# [Available records]
-- START --

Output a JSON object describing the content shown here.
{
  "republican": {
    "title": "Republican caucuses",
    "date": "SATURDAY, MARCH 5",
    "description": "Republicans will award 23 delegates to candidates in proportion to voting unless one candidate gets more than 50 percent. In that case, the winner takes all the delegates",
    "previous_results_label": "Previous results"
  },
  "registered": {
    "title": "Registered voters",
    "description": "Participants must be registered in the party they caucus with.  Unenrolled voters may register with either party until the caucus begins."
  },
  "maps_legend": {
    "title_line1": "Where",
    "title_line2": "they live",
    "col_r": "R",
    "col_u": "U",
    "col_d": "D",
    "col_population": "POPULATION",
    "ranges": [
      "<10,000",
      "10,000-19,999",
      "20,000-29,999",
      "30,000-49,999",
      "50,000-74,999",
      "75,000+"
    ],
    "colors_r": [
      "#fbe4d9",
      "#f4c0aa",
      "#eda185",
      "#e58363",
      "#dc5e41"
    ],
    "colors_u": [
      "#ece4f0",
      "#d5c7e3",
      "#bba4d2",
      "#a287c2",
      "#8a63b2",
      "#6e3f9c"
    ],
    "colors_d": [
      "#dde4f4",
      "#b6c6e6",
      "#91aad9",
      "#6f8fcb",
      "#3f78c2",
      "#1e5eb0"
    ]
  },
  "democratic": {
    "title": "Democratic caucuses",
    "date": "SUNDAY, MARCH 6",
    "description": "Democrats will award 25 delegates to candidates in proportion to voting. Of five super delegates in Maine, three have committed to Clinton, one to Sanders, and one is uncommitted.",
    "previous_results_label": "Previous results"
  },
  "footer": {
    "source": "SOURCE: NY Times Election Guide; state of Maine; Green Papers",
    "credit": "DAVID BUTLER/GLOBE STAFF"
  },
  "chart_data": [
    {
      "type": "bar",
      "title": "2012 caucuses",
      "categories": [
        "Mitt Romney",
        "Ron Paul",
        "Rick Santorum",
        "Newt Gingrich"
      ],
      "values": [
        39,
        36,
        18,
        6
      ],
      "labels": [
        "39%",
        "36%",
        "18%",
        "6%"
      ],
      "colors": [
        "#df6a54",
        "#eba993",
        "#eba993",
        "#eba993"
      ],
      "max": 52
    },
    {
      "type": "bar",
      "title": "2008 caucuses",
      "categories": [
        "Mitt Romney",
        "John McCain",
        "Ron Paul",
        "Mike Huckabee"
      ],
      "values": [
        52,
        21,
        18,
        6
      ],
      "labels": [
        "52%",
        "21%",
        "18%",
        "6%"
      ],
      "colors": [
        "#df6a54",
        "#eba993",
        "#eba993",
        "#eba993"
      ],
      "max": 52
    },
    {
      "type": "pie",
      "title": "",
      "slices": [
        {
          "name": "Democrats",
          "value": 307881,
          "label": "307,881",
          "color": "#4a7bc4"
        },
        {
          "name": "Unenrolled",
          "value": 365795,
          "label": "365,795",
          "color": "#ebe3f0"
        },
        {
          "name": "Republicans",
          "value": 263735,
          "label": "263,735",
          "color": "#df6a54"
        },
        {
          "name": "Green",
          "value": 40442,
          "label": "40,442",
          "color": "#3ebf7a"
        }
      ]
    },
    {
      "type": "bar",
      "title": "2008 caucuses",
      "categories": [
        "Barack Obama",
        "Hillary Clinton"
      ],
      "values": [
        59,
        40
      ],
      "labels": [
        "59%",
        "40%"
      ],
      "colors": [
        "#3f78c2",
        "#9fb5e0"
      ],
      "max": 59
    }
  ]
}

-- END --
-- START --

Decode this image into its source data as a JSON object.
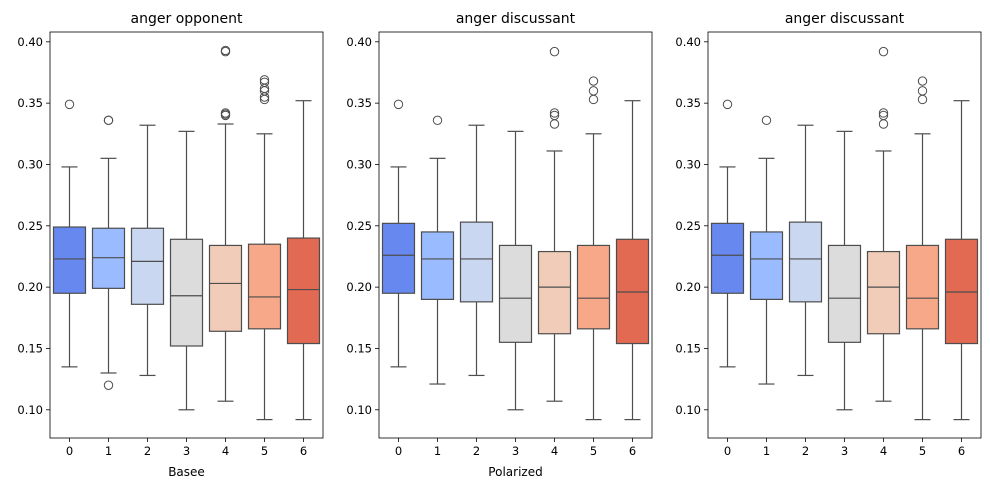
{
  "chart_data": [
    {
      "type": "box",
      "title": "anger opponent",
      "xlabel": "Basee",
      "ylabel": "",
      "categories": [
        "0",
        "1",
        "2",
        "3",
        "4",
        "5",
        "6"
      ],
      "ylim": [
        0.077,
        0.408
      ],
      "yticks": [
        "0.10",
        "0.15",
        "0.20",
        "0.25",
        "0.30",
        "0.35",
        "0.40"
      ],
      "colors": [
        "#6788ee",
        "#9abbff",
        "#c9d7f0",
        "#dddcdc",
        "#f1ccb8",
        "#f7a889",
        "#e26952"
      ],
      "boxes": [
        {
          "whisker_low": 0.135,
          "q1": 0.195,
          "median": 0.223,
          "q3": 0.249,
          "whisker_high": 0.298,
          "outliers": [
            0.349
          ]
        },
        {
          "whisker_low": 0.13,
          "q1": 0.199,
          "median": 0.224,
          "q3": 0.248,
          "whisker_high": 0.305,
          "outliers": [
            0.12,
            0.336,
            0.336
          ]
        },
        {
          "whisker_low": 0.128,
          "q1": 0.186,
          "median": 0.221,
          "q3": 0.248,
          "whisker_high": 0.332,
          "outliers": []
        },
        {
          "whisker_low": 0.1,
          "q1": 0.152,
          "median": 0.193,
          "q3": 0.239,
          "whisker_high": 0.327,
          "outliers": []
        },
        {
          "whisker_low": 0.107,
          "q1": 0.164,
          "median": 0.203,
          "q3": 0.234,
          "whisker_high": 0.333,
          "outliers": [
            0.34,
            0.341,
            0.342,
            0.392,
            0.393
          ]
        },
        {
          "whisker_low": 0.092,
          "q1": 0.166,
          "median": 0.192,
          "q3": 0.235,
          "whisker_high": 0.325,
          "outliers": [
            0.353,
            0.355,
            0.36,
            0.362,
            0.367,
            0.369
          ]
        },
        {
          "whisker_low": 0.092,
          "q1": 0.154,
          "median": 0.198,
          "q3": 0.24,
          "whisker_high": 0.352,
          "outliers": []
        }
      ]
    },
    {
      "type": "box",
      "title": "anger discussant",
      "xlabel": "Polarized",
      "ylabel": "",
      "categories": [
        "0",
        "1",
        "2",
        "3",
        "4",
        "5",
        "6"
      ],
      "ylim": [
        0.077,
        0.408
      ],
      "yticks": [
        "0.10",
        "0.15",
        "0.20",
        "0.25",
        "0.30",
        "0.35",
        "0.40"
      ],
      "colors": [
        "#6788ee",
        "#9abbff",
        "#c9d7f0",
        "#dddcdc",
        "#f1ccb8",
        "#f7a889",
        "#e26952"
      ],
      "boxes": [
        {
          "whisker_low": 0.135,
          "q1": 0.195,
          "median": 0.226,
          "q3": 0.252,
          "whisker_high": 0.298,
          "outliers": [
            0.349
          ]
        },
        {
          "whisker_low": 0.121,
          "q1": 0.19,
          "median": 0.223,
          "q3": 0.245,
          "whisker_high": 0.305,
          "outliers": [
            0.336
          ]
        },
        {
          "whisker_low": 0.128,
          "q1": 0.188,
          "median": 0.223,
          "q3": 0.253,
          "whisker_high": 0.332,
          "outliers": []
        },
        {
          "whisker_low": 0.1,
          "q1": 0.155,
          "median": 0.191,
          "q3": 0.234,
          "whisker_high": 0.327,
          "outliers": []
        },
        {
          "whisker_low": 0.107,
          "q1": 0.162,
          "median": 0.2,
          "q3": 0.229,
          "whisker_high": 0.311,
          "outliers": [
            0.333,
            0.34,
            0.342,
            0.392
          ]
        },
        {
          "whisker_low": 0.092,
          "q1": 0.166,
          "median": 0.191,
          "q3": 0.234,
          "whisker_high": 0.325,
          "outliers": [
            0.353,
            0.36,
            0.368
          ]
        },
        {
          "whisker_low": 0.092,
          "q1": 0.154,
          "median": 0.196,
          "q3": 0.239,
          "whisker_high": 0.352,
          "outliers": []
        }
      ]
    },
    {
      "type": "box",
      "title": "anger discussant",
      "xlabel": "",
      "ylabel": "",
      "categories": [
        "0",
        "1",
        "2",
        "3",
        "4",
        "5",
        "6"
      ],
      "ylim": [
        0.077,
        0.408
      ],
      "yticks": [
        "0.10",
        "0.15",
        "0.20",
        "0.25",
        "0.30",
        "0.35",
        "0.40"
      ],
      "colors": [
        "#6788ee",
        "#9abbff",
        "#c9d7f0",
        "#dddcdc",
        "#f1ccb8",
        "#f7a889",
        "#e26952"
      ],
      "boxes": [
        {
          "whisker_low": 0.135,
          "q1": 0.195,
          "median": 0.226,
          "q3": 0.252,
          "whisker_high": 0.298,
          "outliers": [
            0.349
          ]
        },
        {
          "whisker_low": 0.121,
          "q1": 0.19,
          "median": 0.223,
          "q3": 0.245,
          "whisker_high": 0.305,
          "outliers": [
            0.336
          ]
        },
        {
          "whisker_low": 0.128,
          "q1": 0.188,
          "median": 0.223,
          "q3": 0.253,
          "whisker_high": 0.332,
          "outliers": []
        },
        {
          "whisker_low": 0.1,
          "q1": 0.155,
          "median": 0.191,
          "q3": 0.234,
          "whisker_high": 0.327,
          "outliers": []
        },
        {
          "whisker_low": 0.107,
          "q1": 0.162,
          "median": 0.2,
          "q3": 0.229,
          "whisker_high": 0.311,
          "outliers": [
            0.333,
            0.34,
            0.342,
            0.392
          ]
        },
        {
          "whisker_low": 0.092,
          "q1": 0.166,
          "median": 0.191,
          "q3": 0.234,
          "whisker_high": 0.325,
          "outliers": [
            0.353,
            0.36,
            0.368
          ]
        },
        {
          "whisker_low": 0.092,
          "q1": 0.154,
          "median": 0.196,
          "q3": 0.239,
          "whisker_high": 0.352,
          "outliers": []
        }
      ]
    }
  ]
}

-- END --

Search the material above for "caucuses". Pull out each line where it shows up.

# [Task answer]
    "title": "Republican caucuses",
    "title": "Democratic caucuses",
      "title": "2012 caucuses",
      "title": "2008 caucuses",
      "title": "2008 caucuses",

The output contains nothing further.